Reproduce each listing below line for line, without altering any entry, and omit the pictures from your answer.

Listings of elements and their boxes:
—————
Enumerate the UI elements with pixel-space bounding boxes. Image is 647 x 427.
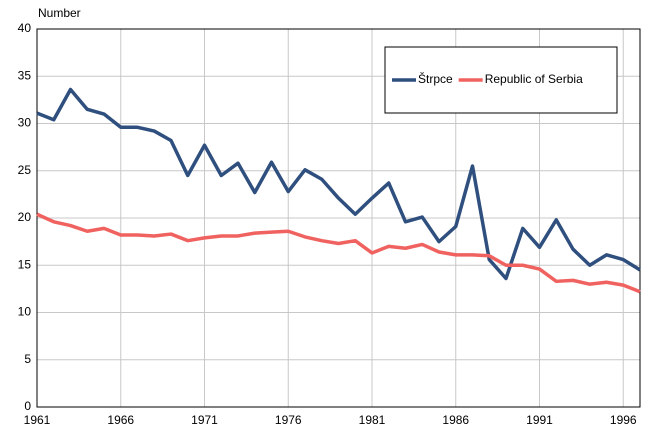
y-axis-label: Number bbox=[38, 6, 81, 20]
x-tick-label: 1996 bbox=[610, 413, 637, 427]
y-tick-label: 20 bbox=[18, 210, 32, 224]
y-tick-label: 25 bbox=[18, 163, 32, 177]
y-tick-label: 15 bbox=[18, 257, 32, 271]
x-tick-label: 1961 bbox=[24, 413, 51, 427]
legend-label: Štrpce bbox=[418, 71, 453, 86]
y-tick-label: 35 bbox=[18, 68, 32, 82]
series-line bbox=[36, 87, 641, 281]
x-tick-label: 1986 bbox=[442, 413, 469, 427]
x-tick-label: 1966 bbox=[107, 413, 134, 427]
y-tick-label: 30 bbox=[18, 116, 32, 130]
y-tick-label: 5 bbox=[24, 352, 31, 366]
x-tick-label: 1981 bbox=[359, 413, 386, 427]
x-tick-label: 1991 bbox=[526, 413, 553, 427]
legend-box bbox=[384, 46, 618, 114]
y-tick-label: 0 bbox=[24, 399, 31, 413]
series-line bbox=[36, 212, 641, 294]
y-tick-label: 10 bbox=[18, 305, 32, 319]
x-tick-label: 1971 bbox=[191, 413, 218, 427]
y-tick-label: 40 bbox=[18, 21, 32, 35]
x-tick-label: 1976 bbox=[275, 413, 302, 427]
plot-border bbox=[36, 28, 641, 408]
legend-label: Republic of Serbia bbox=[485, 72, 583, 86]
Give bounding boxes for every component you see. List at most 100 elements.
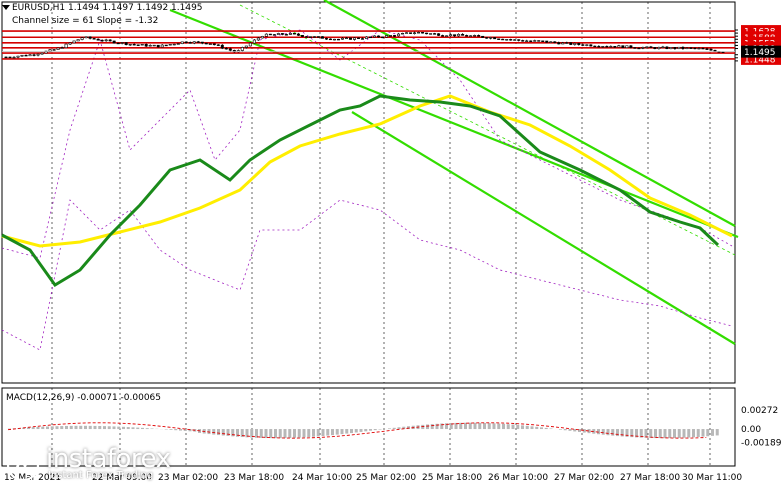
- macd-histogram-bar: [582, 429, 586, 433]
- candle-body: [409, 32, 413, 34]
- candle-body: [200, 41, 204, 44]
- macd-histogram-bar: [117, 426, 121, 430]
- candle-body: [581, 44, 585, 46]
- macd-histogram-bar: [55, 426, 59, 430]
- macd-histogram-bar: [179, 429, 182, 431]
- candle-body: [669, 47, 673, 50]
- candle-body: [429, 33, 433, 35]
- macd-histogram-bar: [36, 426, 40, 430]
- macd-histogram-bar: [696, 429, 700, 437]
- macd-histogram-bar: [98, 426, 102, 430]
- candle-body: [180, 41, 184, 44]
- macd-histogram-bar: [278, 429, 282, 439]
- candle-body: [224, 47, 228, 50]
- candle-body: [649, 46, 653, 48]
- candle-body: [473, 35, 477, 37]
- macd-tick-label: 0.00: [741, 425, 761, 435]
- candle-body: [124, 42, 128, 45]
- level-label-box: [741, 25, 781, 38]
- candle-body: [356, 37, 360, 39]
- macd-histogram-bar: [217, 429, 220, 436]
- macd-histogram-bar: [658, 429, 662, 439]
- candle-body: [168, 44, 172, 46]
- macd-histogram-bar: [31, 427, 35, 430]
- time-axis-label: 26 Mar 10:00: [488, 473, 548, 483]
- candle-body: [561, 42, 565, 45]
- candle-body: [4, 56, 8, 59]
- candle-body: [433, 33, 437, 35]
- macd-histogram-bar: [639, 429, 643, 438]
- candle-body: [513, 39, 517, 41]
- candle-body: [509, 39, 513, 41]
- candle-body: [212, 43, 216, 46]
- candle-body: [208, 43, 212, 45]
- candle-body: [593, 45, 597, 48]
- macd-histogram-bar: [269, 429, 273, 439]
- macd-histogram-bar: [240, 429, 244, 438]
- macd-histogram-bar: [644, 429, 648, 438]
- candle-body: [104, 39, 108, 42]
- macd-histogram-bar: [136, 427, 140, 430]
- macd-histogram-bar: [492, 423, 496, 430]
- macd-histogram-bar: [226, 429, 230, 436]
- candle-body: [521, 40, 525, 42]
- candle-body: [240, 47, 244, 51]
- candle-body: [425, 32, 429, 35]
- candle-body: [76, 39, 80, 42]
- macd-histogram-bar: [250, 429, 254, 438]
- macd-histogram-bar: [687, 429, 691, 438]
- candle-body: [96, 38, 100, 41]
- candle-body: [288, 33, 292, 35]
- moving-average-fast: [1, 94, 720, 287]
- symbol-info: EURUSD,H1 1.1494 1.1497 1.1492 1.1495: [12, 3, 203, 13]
—————
**Solution below**:
Enumerate the UI elements with pixel-space bounding boxes. Image is 647 x 427.
y-axis-label: Number bbox=[38, 6, 81, 20]
x-tick-label: 1996 bbox=[610, 413, 637, 427]
y-tick-label: 20 bbox=[18, 210, 32, 224]
y-tick-label: 25 bbox=[18, 163, 32, 177]
y-tick-label: 15 bbox=[18, 257, 32, 271]
x-tick-label: 1961 bbox=[24, 413, 51, 427]
legend-label: Štrpce bbox=[418, 71, 453, 86]
y-tick-label: 35 bbox=[18, 68, 32, 82]
series-line bbox=[36, 87, 641, 281]
x-tick-label: 1986 bbox=[442, 413, 469, 427]
x-tick-label: 1966 bbox=[107, 413, 134, 427]
y-tick-label: 30 bbox=[18, 116, 32, 130]
y-tick-label: 5 bbox=[24, 352, 31, 366]
x-tick-label: 1981 bbox=[359, 413, 386, 427]
x-tick-label: 1991 bbox=[526, 413, 553, 427]
legend-box bbox=[384, 46, 618, 114]
y-tick-label: 0 bbox=[24, 399, 31, 413]
series-line bbox=[36, 212, 641, 294]
y-tick-label: 10 bbox=[18, 305, 32, 319]
x-tick-label: 1971 bbox=[191, 413, 218, 427]
y-tick-label: 40 bbox=[18, 21, 32, 35]
x-tick-label: 1976 bbox=[275, 413, 302, 427]
plot-border bbox=[36, 28, 641, 408]
legend-label: Republic of Serbia bbox=[485, 72, 583, 86]
Give bounding boxes for every component you see. List at most 100 elements.
- macd-histogram-bar: [582, 429, 586, 433]
- candle-body: [409, 32, 413, 34]
- candle-body: [200, 41, 204, 44]
- macd-histogram-bar: [117, 426, 121, 430]
- candle-body: [581, 44, 585, 46]
- macd-histogram-bar: [55, 426, 59, 430]
- macd-histogram-bar: [179, 429, 182, 431]
- candle-body: [669, 47, 673, 50]
- candle-body: [429, 33, 433, 35]
- macd-histogram-bar: [36, 426, 40, 430]
- macd-histogram-bar: [696, 429, 700, 437]
- macd-histogram-bar: [98, 426, 102, 430]
- candle-body: [180, 41, 184, 44]
- macd-histogram-bar: [278, 429, 282, 439]
- candle-body: [224, 47, 228, 50]
- candle-body: [649, 46, 653, 48]
- candle-body: [473, 35, 477, 37]
- macd-tick-label: 0.00: [741, 425, 761, 435]
- candle-body: [124, 42, 128, 45]
- level-label-box: [741, 25, 781, 38]
- candle-body: [356, 37, 360, 39]
- macd-histogram-bar: [217, 429, 220, 436]
- macd-histogram-bar: [658, 429, 662, 439]
- candle-body: [168, 44, 172, 46]
- macd-histogram-bar: [31, 427, 35, 430]
- time-axis-label: 26 Mar 10:00: [488, 473, 548, 483]
- candle-body: [561, 42, 565, 45]
- candle-body: [4, 56, 8, 59]
- candle-body: [433, 33, 437, 35]
- macd-histogram-bar: [639, 429, 643, 438]
- candle-body: [513, 39, 517, 41]
- candle-body: [509, 39, 513, 41]
- candle-body: [212, 43, 216, 46]
- candle-body: [208, 43, 212, 45]
- candle-body: [593, 45, 597, 48]
- macd-histogram-bar: [269, 429, 273, 439]
- macd-histogram-bar: [240, 429, 244, 438]
- macd-histogram-bar: [644, 429, 648, 438]
- candle-body: [104, 39, 108, 42]
- macd-histogram-bar: [136, 427, 140, 430]
- macd-histogram-bar: [492, 423, 496, 430]
- macd-histogram-bar: [226, 429, 230, 436]
- candle-body: [521, 40, 525, 42]
- candle-body: [240, 47, 244, 51]
- candle-body: [425, 32, 429, 35]
- candle-body: [76, 39, 80, 42]
- macd-histogram-bar: [250, 429, 254, 438]
- macd-histogram-bar: [687, 429, 691, 438]
- candle-body: [96, 38, 100, 41]
- candle-body: [288, 33, 292, 35]
- moving-average-fast: [1, 94, 720, 287]
- symbol-info: EURUSD,H1 1.1494 1.1497 1.1492 1.1495: [12, 3, 203, 13]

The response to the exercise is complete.